Description of the task
Show every line containing "JSON" by copying it.

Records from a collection

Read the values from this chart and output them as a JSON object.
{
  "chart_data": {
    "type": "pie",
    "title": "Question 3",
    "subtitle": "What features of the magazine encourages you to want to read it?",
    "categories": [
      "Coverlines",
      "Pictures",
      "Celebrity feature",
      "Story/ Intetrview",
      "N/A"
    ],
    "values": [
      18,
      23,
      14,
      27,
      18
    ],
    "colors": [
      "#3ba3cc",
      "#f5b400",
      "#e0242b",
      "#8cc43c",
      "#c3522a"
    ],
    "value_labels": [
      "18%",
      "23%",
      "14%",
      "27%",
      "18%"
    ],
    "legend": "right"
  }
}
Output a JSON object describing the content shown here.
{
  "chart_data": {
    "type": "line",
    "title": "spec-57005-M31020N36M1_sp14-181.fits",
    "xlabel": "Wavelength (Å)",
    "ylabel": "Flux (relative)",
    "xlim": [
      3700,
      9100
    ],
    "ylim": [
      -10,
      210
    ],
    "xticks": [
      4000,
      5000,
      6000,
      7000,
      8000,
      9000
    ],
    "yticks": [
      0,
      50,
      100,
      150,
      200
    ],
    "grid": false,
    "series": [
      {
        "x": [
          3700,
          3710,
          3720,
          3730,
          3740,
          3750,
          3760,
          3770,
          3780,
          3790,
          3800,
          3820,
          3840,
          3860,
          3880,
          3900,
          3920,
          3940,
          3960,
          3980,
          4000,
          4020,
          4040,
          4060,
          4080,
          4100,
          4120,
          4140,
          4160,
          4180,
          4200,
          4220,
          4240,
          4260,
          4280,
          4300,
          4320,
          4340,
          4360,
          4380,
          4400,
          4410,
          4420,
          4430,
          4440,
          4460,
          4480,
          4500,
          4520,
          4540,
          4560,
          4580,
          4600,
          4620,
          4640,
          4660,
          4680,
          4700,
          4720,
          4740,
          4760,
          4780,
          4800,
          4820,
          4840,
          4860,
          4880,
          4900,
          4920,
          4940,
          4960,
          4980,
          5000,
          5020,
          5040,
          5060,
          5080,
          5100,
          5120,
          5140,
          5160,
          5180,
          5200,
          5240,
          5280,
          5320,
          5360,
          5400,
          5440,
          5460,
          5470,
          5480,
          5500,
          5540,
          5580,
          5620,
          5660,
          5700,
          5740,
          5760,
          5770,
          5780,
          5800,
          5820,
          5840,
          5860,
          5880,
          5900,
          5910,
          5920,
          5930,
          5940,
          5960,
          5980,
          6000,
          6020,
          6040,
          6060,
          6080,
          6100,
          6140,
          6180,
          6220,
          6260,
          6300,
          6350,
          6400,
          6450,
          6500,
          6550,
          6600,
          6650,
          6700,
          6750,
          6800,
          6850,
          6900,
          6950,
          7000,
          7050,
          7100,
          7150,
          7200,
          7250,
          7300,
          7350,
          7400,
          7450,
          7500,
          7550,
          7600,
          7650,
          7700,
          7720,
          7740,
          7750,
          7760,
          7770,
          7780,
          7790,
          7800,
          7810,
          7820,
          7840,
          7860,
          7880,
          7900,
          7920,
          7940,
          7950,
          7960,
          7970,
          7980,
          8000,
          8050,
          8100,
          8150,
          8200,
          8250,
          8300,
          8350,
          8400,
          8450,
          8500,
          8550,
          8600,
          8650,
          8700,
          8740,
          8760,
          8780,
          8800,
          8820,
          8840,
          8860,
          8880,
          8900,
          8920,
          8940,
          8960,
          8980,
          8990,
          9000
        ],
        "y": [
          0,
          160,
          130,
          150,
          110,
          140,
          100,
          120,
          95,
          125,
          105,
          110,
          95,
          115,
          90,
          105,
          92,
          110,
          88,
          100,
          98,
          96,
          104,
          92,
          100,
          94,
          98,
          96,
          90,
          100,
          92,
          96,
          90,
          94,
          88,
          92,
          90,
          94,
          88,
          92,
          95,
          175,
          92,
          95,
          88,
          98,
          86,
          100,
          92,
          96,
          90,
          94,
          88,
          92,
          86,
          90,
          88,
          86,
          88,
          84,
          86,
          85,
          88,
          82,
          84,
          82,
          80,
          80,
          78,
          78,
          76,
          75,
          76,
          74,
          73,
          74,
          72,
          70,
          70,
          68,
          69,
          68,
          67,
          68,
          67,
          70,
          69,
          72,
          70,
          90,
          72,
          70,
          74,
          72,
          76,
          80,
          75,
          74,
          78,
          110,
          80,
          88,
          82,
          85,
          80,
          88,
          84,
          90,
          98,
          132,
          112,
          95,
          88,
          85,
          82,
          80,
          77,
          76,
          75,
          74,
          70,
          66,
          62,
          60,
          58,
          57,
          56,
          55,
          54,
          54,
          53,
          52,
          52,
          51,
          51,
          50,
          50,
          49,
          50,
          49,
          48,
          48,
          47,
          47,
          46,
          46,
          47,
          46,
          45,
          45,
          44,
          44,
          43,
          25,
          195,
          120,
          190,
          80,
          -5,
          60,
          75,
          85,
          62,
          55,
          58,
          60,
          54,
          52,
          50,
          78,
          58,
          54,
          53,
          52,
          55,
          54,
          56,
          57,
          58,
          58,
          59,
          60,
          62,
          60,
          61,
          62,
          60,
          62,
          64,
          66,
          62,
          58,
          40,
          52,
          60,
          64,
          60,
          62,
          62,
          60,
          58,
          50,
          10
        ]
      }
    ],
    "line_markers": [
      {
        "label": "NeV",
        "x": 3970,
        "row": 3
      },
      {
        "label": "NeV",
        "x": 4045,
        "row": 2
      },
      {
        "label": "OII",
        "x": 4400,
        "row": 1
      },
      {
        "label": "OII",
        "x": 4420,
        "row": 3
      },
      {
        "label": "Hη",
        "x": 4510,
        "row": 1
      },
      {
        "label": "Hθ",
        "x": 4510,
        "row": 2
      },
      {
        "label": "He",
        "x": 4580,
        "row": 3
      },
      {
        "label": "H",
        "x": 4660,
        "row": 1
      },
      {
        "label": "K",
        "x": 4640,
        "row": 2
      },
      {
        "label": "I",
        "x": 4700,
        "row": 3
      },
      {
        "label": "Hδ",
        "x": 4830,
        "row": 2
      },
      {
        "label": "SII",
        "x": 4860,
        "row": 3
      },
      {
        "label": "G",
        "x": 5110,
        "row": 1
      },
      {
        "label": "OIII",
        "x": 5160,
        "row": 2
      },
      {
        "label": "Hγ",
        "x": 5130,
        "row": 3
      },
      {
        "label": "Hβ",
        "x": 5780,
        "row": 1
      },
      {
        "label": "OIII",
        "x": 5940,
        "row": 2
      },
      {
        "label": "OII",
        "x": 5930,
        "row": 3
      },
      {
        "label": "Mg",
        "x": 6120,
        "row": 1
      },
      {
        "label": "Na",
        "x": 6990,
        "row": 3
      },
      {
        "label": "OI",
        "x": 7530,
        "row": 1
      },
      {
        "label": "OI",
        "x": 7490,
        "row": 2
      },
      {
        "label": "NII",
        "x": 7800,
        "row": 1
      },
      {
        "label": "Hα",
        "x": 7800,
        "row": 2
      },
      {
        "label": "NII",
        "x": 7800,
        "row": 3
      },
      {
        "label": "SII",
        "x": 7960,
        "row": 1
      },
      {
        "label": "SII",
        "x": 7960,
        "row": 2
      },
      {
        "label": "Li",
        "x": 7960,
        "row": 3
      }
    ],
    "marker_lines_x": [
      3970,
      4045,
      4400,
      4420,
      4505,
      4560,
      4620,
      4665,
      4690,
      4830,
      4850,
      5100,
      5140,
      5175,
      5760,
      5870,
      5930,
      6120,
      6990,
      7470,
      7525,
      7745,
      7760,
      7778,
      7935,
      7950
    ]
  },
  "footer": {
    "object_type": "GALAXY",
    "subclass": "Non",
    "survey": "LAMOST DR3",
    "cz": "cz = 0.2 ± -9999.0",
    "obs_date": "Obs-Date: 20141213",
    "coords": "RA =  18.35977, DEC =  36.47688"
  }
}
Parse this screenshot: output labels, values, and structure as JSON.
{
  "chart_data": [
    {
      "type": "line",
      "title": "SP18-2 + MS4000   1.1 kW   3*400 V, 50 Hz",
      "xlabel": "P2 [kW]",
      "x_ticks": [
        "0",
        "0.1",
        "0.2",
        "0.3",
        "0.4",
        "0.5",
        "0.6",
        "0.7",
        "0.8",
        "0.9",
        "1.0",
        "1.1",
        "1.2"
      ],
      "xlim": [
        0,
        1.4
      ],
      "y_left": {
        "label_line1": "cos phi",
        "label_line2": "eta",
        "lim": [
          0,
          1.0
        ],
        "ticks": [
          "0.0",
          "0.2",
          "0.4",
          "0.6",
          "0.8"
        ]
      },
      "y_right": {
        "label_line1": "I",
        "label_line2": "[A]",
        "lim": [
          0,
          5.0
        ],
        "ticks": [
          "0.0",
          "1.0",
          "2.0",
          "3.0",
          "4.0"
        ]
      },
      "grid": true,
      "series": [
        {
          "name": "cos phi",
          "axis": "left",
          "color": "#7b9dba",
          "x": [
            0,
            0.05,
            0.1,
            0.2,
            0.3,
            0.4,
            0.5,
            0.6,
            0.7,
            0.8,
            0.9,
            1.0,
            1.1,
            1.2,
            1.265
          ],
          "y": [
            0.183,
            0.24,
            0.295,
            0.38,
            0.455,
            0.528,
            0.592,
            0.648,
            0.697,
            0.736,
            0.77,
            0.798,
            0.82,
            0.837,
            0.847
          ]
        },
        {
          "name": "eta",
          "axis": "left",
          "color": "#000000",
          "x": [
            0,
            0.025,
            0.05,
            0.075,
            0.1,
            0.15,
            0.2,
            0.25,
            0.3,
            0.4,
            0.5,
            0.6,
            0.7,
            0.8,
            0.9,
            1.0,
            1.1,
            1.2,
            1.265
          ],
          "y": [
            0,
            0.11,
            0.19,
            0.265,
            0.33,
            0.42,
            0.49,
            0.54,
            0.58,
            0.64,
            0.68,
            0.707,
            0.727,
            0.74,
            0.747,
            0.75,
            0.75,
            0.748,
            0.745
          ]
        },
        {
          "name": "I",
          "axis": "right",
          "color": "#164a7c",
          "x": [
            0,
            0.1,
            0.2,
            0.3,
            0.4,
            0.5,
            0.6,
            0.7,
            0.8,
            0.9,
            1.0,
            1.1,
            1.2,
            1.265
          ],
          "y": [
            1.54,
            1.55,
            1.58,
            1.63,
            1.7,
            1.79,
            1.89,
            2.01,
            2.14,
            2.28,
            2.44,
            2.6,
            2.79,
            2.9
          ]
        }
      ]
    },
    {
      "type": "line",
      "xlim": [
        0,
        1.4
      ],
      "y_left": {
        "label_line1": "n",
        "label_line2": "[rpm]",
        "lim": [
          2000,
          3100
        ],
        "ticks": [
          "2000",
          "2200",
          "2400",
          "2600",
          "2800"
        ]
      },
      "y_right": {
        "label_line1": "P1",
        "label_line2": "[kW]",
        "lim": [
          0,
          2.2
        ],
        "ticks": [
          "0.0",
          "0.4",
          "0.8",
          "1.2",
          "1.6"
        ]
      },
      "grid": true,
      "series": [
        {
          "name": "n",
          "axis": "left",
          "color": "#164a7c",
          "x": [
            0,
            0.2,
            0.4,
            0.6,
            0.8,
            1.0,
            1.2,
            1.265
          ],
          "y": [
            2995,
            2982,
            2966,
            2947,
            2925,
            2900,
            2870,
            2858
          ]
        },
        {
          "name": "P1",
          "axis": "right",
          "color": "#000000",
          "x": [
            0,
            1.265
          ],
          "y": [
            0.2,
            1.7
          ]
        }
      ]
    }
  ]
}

Final result
Read the values from this chart and output them as a JSON object.
Output a JSON object describing the content shown here.
Parse this screenshot: output labels, values, and structure as JSON.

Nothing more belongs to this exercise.